## BEGIN DATA TO PROCESS
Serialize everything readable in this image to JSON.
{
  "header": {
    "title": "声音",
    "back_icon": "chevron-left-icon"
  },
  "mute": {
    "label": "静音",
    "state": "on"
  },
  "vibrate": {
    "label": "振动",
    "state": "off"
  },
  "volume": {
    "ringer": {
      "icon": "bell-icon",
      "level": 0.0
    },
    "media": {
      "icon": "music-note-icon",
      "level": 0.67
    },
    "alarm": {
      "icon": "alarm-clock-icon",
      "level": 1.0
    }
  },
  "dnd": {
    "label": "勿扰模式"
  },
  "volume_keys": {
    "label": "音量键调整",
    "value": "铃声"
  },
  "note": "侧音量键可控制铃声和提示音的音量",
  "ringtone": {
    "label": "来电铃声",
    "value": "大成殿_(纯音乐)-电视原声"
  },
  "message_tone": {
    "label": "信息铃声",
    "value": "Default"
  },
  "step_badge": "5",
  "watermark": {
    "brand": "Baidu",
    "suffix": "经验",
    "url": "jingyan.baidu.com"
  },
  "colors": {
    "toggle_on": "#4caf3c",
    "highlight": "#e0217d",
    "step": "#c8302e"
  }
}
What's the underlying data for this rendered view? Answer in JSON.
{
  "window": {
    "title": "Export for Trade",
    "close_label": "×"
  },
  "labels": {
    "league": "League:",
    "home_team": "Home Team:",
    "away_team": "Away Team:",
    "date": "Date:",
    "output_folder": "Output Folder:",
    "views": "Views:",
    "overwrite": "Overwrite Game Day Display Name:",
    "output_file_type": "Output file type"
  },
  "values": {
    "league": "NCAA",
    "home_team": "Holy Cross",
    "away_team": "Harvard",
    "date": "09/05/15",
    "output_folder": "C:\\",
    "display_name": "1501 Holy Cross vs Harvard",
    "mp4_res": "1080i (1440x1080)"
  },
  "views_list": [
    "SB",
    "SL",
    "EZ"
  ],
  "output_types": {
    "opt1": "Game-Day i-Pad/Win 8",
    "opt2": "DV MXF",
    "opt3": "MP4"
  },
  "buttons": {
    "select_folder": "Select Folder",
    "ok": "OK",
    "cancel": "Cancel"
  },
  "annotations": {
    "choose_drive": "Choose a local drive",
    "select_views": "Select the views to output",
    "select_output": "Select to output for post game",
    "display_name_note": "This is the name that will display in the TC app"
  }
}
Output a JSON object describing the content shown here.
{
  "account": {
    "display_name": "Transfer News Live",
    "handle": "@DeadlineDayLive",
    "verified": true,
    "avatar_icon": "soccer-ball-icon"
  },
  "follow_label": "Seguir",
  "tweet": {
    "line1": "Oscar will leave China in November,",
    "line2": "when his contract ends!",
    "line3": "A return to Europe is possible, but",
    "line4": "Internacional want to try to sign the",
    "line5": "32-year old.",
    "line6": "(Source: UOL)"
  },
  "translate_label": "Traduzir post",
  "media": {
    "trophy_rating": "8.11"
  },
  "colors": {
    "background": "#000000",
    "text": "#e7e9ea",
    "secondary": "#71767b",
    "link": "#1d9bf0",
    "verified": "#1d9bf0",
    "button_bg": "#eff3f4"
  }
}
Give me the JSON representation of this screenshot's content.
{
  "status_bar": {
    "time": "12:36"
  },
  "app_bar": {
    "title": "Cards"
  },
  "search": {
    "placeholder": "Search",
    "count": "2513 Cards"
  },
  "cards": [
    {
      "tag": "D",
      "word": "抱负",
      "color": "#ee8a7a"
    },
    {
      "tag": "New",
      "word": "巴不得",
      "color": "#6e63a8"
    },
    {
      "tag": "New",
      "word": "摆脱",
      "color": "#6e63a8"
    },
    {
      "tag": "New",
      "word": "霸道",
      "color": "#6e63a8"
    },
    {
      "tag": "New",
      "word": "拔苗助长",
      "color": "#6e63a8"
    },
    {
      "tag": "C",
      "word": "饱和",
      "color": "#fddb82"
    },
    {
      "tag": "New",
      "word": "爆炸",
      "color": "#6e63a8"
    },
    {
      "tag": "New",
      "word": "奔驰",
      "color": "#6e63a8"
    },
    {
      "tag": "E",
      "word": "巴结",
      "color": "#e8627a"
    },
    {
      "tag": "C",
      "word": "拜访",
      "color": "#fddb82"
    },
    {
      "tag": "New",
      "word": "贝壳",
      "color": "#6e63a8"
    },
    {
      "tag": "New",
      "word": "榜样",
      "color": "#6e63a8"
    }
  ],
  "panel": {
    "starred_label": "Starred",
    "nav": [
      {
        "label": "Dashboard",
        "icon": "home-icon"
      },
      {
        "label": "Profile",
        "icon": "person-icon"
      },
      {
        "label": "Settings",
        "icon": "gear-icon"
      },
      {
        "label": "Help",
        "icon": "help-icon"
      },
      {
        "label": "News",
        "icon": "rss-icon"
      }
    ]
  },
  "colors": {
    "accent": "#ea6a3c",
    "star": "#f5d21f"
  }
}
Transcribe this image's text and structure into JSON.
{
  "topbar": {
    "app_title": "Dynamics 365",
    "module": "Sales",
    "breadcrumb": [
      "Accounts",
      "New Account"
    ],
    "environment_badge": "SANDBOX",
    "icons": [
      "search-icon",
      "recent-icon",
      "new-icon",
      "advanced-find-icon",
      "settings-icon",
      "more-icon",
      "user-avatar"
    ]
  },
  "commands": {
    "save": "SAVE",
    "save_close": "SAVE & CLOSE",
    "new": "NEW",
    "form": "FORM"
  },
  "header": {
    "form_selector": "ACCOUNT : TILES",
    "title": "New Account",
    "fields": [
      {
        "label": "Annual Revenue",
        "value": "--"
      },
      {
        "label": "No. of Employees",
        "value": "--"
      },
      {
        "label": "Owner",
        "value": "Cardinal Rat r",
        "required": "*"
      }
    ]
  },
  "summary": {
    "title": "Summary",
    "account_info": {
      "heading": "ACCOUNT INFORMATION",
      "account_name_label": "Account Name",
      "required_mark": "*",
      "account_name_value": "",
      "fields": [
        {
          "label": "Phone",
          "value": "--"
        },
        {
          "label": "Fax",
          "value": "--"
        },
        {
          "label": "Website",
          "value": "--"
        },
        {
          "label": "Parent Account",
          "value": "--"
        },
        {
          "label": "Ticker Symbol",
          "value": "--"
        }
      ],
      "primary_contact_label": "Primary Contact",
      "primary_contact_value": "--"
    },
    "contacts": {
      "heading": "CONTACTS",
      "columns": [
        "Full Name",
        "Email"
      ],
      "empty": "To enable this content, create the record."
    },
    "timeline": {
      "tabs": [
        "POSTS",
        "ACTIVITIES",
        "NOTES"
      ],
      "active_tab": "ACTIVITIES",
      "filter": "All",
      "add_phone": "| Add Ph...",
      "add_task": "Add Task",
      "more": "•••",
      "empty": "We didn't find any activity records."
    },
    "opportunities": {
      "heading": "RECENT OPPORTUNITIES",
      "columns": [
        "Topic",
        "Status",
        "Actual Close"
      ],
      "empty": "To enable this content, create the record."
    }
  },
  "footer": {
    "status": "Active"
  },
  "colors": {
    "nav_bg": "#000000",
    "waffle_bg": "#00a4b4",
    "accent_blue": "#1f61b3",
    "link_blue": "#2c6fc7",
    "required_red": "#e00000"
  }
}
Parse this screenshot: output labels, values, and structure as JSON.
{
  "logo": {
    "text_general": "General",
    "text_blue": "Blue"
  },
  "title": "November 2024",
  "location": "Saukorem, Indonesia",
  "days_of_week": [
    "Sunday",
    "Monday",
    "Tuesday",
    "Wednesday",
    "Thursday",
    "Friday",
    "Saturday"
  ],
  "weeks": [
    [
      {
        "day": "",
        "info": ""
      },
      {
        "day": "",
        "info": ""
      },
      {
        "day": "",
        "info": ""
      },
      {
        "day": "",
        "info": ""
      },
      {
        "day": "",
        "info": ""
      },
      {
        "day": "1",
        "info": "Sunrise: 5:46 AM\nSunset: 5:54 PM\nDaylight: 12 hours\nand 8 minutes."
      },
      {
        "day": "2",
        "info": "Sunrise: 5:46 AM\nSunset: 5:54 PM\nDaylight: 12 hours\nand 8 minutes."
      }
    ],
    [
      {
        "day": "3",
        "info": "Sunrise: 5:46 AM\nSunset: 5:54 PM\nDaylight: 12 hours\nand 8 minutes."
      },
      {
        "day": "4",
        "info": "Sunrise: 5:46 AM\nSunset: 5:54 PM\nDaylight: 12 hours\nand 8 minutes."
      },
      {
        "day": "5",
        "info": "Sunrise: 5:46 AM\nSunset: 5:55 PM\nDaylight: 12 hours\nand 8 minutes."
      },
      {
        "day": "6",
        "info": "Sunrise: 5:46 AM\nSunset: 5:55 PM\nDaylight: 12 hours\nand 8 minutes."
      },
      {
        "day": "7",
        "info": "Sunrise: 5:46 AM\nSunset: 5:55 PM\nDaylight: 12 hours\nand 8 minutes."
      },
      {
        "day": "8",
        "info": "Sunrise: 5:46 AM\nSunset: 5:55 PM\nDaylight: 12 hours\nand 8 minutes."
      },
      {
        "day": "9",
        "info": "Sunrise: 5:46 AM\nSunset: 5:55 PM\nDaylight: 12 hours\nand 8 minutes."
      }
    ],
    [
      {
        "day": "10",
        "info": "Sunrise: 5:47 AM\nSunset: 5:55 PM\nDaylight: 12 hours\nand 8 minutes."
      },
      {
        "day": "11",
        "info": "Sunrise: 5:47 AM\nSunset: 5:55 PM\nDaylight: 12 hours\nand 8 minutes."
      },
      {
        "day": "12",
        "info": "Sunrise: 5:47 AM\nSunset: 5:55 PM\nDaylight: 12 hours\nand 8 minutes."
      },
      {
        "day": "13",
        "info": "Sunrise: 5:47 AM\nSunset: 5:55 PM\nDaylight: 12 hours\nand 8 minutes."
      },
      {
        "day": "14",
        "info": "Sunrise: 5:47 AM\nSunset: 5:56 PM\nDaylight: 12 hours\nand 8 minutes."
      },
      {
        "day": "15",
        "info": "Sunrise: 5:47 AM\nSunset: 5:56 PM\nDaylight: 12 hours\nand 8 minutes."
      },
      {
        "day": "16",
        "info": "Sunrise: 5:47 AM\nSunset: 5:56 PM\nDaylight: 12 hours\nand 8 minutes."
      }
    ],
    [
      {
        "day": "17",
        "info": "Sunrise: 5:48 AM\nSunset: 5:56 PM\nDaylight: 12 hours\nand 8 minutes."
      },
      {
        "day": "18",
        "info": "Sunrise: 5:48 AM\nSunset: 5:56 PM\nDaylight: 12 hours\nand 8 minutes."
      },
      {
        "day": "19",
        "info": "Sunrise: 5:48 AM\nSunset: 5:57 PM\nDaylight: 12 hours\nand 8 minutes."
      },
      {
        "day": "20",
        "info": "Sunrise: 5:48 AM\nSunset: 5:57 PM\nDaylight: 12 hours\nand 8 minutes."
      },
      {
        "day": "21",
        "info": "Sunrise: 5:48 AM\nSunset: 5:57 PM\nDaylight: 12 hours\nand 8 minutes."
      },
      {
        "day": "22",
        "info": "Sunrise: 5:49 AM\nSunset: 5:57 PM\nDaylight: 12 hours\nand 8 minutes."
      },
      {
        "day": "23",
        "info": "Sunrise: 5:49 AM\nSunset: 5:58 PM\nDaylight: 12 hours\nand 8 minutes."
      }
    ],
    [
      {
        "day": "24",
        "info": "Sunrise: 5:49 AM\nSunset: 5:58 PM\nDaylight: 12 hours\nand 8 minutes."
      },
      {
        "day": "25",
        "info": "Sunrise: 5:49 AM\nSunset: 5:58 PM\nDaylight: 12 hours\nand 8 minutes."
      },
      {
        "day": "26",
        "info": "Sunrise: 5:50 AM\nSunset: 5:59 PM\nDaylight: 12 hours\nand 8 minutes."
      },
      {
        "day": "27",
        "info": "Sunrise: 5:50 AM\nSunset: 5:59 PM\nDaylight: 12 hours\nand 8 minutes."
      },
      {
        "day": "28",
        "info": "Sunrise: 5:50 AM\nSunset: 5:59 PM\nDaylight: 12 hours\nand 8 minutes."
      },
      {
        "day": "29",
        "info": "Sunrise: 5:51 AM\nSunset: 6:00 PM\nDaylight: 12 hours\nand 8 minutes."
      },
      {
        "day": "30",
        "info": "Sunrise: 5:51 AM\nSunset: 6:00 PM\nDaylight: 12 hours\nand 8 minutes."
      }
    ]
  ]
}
## END DATA TO PROCESS
Search the lines above for the string "screenshot", then show every one that has it.

- THE RESULT:
Give me the JSON representation of this screenshot's content.
Parse this screenshot: output labels, values, and structure as JSON.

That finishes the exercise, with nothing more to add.